Extracted records
....................
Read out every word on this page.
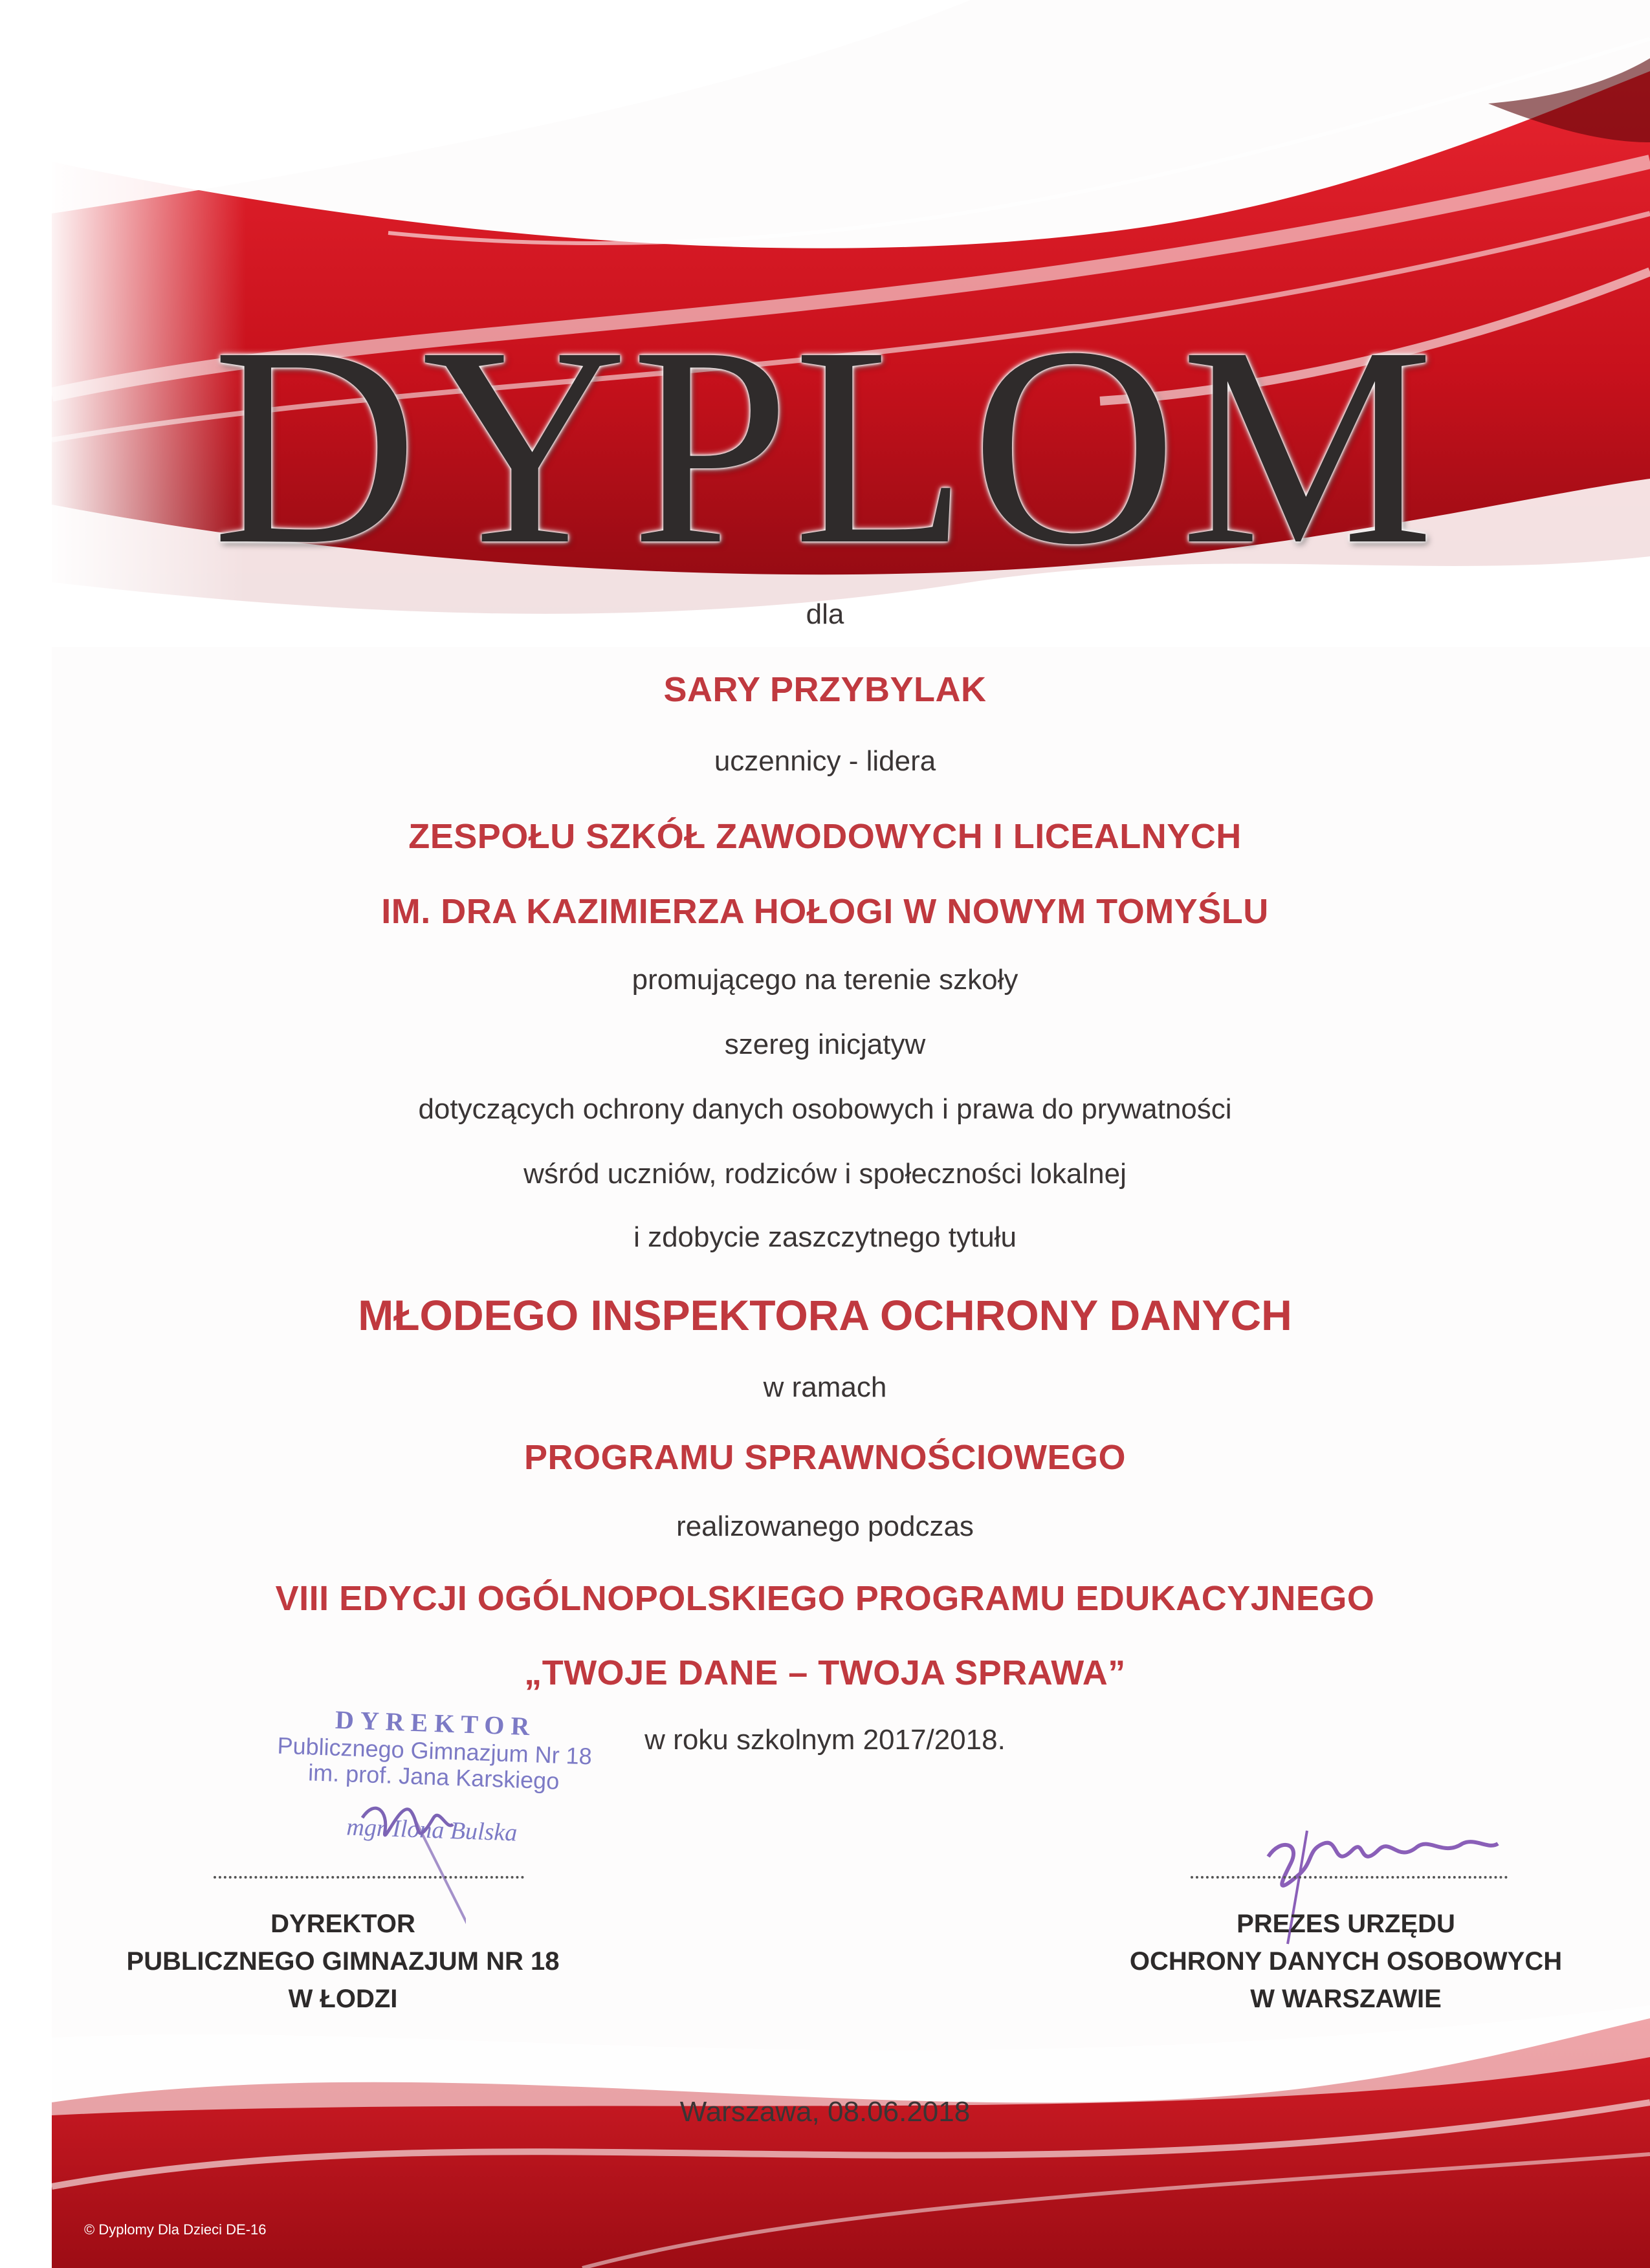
DYPLOM
dla
SARY PRZYBYLAK
uczennicy - lidera
ZESPOŁU SZKÓŁ ZAWODOWYCH I LICEALNYCH
IM. DRA KAZIMIERZA HOŁOGI W NOWYM TOMYŚLU
promującego na terenie szkoły
szereg inicjatyw
dotyczących ochrony danych osobowych i prawa do prywatności
wśród uczniów, rodziców i społeczności lokalnej
i zdobycie zaszczytnego tytułu
MŁODEGO INSPEKTORA OCHRONY DANYCH
w ramach
PROGRAMU SPRAWNOŚCIOWEGO
realizowanego podczas
VIII EDYCJI OGÓLNOPOLSKIEGO PROGRAMU EDUKACYJNEGO
„TWOJE DANE – TWOJA SPRAWA”
w roku szkolnym 2017/2018.
DYREKTOR
Publicznego Gimnazjum Nr 18
im. prof. Jana Karskiego
mgr Ilona Bulska
DYREKTOR
PUBLICZNEGO GIMNAZJUM NR 18
W ŁODZI
PREZES URZĘDU
OCHRONY DANYCH OSOBOWYCH
W WARSZAWIE
Warszawa, 08.06.2018
© Dyplomy Dla Dzieci DE-16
....................
→ **Given exercise**: Which lines contain "PROGRAMU"? Copy each of them out.

→ **Task solution**:
PROGRAMU SPRAWNOŚCIOWEGO
VIII EDYCJI OGÓLNOPOLSKIEGO PROGRAMU EDUKACYJNEGO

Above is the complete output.